> WORK INSTRUCTIONS:
Go through the material below and copy all lines with "menor".

> MATERIAL SHOWN:
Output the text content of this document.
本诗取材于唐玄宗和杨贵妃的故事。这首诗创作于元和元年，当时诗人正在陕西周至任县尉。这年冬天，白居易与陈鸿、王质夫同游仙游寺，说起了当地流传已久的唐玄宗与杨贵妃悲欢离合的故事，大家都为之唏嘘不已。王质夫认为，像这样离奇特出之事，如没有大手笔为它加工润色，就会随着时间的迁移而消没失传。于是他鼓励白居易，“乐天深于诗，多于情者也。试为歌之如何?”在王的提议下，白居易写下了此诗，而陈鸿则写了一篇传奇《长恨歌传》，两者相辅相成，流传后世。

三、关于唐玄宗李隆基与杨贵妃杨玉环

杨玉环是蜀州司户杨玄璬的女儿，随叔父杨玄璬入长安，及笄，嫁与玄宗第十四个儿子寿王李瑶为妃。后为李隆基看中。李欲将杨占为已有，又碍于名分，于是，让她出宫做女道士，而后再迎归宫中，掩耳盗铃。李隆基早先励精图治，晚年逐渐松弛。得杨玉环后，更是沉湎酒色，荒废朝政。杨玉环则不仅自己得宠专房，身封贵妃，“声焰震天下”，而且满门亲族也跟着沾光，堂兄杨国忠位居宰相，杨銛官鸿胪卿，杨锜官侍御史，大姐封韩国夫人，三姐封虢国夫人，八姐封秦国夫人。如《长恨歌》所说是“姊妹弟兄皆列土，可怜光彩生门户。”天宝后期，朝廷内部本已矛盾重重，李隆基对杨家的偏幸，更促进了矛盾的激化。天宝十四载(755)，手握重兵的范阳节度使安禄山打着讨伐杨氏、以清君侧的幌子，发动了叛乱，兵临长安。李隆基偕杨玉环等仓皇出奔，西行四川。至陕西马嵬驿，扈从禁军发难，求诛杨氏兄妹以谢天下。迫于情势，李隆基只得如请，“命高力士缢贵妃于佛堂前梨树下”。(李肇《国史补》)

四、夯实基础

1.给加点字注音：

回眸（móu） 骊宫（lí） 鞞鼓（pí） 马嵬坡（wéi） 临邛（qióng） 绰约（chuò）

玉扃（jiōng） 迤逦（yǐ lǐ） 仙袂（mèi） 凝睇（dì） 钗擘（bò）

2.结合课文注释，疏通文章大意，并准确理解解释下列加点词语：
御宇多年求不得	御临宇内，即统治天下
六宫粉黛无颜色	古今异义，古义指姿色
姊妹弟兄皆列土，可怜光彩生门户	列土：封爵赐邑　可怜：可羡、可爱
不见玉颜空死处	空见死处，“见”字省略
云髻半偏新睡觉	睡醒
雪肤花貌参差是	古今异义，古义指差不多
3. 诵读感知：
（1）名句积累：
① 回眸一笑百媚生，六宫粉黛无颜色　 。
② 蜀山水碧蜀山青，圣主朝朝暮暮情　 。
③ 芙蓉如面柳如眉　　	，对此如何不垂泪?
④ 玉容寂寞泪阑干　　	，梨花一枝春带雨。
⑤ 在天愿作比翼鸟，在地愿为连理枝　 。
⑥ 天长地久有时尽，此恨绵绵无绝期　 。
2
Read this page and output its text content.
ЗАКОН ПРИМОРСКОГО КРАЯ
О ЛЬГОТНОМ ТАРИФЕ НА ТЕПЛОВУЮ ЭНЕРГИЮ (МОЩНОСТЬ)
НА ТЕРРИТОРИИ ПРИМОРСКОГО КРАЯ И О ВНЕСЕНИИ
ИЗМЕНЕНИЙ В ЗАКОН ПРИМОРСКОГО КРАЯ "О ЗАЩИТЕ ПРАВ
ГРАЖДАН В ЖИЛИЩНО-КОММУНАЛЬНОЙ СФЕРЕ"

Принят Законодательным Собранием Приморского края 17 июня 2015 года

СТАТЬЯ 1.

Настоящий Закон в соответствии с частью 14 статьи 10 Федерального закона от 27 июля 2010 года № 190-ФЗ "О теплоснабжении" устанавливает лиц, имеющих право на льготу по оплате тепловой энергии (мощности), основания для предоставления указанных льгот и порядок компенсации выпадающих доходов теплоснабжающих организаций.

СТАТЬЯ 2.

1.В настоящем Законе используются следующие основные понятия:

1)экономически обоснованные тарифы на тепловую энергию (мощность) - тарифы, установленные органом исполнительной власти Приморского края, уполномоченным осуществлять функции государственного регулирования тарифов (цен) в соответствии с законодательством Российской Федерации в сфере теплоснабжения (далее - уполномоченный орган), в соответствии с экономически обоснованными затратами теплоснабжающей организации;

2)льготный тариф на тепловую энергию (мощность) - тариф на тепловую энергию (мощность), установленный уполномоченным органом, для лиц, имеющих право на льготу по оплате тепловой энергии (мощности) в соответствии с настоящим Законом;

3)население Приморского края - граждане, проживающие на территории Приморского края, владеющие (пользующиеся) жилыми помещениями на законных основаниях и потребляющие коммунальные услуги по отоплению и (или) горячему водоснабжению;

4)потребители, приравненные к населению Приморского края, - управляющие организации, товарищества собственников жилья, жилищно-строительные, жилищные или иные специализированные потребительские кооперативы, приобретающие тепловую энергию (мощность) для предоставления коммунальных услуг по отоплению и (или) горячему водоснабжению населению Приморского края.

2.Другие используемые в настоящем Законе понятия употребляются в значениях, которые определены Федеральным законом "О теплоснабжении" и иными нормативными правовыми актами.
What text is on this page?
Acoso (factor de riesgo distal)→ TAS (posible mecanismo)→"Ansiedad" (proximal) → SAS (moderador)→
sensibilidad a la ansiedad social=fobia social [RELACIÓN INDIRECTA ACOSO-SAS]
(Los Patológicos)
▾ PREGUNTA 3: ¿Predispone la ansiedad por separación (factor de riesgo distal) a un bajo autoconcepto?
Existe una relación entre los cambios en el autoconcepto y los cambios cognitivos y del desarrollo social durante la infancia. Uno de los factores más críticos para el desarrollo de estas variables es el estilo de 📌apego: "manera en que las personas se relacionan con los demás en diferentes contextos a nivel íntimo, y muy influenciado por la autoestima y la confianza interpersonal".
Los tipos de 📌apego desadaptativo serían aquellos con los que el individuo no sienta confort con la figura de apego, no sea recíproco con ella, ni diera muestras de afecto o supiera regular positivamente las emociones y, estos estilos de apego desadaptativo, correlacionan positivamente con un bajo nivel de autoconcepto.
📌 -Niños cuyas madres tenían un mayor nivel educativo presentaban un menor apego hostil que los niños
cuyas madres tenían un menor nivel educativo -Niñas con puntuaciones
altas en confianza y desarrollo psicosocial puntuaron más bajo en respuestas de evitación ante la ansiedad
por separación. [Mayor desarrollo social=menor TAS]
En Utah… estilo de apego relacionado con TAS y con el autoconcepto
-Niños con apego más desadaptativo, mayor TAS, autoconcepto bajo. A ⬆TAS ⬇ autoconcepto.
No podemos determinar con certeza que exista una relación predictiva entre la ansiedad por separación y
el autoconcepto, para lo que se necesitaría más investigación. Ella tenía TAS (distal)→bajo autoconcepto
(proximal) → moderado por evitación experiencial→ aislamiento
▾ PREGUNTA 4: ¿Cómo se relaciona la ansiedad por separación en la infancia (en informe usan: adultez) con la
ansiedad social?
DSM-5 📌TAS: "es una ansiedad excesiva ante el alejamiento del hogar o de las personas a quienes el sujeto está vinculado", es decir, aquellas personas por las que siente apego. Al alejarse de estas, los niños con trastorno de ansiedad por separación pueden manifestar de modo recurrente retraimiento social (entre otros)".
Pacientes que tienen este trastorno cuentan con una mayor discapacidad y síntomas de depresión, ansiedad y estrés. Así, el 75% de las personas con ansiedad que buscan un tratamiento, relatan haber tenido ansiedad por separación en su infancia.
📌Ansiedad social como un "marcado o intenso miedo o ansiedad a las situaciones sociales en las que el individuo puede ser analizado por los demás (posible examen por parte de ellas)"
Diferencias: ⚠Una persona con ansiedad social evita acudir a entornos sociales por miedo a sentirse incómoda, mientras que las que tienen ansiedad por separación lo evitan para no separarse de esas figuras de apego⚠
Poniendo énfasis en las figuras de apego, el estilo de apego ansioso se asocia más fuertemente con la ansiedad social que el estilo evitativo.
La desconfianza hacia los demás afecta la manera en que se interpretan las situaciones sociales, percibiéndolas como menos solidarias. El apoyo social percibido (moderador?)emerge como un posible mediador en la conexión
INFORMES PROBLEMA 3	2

> ANSWER FOR THE TASK:
📌 -Niños cuyas madres tenían un mayor nivel educativo presentaban un menor apego hostil que los niños
cuyas madres tenían un menor nivel educativo -Niñas con puntuaciones
por separación. [Mayor desarrollo social=menor TAS]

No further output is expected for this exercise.